▼▼▼
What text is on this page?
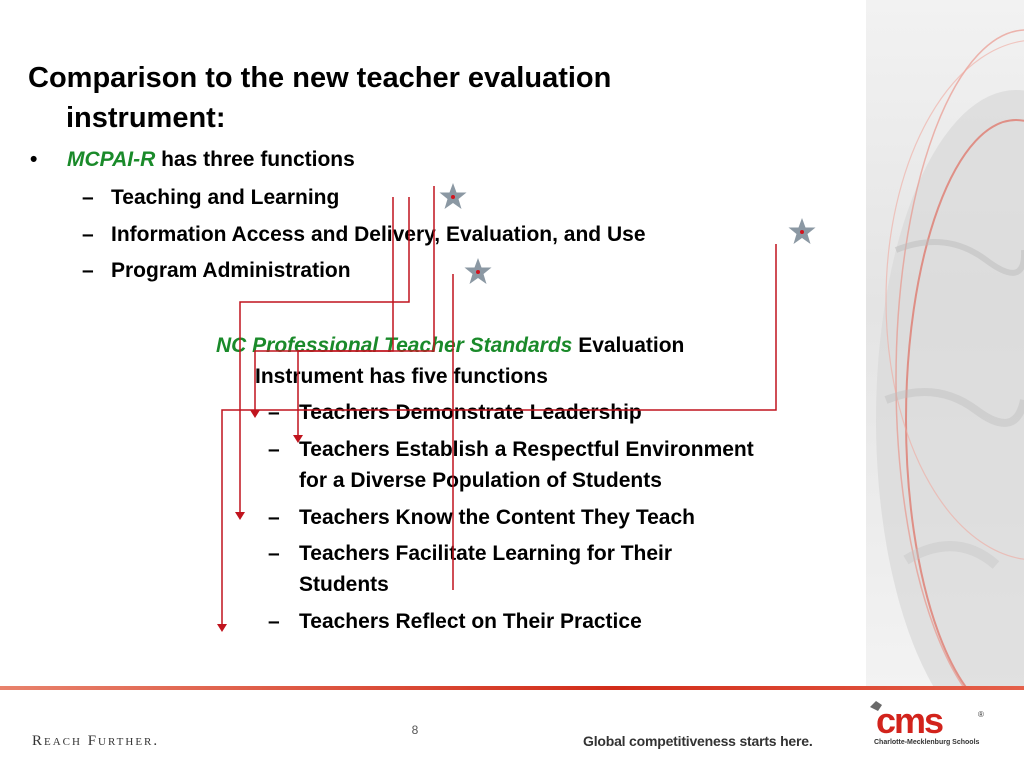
Comparison to the new teacher evaluation
instrument:
• MCPAI-R has three functions
– Teaching and Learning
– Information Access and Delivery, Evaluation, and Use
– Program Administration
NC Professional Teacher Standards Evaluation
Instrument has five functions
– Teachers Demonstrate Leadership
– Teachers Establish a Respectful Environment
for a Diverse Population of Students
– Teachers Know the Content They Teach
– Teachers Facilitate Learning for Their
Students
– Teachers Reflect on Their Practice
Reach Further.
8
Global competitiveness starts here. cms	®
Charlotte-Mecklenburg Schools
▲▲▲
◆ **Task prompt**
Where a line holds "Learning", copy it out.

◆ **The output**
– Teaching and Learning
– Teachers Facilitate Learning for Their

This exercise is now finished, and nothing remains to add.